── Records for the task

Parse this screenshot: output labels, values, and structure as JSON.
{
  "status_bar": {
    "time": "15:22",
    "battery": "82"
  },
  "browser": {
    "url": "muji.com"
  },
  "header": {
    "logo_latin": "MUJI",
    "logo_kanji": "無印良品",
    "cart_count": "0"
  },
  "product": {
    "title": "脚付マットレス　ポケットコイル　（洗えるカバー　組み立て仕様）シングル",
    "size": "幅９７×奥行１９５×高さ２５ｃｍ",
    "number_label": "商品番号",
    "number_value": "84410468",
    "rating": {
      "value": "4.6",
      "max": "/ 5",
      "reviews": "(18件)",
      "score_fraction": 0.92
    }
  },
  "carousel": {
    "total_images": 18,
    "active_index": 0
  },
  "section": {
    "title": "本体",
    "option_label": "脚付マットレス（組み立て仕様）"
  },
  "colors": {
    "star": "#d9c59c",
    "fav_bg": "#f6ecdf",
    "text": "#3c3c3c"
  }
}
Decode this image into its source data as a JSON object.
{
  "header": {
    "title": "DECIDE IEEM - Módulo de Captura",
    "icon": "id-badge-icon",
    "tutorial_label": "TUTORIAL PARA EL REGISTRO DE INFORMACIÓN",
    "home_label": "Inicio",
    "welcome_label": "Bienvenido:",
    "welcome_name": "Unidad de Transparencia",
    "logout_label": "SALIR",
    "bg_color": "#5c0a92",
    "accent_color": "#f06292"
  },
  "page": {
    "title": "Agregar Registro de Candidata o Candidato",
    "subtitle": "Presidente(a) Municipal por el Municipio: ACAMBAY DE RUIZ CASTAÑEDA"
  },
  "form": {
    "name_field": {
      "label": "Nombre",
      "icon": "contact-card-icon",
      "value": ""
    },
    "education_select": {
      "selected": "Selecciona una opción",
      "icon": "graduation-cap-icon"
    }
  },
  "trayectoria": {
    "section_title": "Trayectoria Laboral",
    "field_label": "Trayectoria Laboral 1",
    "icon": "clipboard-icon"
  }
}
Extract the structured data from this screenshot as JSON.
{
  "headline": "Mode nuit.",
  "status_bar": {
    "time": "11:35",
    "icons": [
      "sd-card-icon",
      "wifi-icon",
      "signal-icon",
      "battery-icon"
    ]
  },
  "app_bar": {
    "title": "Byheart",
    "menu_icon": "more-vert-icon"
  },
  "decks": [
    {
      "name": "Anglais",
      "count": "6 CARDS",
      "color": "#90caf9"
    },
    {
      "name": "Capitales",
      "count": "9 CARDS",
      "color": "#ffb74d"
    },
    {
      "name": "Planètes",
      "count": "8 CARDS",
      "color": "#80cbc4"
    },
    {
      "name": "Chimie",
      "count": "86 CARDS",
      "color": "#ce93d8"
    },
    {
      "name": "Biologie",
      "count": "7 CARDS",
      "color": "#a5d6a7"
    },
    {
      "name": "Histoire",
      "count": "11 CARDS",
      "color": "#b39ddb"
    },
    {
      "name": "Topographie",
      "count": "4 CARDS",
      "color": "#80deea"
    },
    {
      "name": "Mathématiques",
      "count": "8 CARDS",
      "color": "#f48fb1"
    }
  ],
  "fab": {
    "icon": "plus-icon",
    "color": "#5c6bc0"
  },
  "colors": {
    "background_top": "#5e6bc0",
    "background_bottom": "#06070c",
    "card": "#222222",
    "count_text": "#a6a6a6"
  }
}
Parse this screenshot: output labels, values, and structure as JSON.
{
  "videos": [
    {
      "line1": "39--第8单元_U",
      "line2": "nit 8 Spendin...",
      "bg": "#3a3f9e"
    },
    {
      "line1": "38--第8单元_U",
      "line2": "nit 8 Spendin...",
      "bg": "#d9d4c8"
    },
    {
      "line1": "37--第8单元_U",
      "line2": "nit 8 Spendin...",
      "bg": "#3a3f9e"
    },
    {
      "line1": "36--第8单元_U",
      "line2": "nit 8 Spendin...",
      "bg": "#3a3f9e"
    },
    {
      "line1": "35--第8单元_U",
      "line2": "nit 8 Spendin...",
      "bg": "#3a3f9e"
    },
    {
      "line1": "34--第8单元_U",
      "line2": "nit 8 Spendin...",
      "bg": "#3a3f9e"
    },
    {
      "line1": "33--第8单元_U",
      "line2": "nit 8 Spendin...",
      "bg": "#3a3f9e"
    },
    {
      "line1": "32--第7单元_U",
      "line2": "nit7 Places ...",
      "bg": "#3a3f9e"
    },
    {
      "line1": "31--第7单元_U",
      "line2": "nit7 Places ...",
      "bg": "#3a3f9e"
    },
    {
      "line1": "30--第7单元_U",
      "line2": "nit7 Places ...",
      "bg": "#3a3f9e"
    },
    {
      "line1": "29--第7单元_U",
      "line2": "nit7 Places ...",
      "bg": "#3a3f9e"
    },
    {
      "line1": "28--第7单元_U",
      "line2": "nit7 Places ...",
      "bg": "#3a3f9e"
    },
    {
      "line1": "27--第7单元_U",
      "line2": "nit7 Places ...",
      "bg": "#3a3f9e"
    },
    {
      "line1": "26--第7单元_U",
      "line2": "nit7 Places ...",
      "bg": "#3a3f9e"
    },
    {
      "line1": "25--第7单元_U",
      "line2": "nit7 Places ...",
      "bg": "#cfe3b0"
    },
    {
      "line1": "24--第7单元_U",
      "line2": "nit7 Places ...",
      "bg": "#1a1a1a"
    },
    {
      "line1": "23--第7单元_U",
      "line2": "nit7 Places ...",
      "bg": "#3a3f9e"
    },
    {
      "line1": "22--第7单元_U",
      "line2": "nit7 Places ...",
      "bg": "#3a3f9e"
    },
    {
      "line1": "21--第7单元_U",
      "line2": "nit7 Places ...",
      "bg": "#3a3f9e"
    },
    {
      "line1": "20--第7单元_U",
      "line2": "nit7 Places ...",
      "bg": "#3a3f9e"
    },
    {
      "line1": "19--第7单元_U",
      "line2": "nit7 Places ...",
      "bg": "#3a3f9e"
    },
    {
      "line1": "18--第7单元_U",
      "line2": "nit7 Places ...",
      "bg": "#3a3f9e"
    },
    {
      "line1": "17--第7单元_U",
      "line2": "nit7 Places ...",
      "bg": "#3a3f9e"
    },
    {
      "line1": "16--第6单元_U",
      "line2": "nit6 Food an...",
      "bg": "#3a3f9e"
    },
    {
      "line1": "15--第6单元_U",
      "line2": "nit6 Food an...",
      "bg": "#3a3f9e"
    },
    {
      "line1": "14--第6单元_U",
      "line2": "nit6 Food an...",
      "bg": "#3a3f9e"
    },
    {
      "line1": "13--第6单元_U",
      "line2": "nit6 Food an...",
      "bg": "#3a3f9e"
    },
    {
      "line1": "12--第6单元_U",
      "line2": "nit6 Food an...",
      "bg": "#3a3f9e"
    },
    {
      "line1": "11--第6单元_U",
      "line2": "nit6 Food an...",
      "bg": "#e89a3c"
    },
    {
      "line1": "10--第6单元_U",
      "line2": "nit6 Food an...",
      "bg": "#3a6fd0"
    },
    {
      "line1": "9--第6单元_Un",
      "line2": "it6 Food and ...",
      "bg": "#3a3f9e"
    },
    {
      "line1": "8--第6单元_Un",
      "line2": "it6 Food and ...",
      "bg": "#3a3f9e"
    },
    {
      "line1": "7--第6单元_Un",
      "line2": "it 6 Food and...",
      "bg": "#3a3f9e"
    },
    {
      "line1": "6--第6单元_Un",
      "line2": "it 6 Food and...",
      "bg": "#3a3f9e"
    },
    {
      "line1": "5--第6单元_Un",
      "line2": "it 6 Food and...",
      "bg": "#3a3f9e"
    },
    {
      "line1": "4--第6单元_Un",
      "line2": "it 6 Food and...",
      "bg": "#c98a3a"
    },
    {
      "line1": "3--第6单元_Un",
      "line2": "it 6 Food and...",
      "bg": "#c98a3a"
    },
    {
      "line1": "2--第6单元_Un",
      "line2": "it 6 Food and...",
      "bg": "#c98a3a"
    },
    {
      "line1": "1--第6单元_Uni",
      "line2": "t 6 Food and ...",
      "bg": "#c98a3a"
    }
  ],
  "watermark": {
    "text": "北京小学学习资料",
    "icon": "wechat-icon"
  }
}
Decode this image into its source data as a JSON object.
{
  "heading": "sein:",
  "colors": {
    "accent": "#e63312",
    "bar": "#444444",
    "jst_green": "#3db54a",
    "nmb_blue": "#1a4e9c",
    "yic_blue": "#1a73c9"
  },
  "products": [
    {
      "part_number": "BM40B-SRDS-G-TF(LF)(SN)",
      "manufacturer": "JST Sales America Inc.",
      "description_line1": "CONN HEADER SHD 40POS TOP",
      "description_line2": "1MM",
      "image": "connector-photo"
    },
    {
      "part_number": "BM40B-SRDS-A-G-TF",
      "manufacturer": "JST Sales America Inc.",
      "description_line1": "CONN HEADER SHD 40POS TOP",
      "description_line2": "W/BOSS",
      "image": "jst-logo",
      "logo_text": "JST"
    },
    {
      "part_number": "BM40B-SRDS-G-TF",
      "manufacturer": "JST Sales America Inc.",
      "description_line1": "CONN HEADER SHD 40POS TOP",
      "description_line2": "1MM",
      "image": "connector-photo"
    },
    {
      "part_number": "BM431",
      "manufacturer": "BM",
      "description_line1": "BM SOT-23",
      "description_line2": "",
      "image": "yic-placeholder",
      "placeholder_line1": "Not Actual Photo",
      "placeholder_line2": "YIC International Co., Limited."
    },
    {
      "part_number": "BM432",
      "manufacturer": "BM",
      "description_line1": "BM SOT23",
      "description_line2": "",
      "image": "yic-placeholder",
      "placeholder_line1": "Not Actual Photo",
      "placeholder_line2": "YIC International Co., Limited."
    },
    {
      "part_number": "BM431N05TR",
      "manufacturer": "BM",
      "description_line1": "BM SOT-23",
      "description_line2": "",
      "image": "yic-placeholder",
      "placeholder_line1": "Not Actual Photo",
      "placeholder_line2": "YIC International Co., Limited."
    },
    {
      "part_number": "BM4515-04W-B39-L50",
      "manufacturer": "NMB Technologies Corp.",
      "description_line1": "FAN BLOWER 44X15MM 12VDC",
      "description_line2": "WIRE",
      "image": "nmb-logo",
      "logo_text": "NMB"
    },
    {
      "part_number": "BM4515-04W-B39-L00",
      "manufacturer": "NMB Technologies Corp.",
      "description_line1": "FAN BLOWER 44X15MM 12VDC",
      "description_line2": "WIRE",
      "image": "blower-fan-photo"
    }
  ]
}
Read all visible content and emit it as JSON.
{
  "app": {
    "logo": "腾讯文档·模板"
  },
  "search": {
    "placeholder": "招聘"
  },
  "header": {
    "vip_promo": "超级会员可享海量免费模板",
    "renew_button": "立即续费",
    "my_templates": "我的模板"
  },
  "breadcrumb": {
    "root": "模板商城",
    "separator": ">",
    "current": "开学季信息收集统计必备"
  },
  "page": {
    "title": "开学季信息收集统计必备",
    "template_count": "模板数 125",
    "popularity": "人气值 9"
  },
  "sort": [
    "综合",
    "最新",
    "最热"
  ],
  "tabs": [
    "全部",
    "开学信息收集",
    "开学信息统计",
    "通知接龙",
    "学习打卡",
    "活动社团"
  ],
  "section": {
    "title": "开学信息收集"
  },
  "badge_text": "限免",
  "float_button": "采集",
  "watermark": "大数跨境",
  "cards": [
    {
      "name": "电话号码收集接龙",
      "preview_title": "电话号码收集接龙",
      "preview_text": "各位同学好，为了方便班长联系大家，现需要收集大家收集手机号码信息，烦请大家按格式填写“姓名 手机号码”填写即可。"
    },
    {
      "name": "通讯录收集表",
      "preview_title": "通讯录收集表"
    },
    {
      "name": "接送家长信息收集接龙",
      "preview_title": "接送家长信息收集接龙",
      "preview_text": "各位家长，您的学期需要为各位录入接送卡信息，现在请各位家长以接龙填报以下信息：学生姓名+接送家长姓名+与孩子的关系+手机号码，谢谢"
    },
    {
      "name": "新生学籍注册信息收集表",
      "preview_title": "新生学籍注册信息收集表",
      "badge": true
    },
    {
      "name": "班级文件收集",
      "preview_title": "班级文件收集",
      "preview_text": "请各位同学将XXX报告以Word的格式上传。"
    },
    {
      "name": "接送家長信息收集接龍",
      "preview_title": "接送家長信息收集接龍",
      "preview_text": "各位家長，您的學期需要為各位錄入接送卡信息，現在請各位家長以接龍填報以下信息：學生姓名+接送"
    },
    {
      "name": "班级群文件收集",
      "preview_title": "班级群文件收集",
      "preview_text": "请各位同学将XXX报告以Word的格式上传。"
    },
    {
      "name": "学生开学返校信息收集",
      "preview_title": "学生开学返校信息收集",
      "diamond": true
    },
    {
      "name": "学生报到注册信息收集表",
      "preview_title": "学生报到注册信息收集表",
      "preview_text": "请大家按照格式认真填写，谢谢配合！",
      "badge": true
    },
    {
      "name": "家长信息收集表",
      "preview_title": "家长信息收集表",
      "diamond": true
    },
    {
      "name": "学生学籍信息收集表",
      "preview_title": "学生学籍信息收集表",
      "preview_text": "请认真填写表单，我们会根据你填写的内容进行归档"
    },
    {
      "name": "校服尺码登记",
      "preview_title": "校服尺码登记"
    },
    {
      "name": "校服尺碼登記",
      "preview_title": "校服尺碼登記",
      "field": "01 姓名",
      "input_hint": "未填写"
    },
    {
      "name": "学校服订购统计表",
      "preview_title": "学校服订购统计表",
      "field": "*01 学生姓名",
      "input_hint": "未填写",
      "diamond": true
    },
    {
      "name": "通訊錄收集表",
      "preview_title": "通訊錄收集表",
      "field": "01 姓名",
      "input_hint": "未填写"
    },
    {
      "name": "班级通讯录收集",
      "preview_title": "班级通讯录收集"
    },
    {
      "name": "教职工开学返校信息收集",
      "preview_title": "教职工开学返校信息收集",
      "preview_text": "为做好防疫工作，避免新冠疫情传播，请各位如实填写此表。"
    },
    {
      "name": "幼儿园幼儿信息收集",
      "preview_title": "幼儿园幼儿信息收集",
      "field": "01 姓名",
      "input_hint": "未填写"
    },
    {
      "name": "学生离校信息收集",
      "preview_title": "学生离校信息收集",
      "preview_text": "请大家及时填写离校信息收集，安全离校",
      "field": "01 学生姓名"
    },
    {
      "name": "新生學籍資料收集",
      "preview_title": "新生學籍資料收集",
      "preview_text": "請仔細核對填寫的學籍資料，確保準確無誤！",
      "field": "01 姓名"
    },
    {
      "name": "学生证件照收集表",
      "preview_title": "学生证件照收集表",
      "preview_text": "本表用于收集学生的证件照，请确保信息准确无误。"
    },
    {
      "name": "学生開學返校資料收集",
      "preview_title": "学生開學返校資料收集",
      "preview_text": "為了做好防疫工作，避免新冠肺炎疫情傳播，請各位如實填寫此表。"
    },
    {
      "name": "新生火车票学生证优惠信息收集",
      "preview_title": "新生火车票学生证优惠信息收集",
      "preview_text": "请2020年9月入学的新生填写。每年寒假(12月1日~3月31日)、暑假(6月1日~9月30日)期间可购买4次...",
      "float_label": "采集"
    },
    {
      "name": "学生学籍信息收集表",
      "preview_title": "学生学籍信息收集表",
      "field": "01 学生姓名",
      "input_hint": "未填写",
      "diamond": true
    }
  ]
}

────

List all lines holding the string "学校服订购统计表".

Answer to the task >>
      "name": "学校服订购统计表",
      "preview_title": "学校服订购统计表",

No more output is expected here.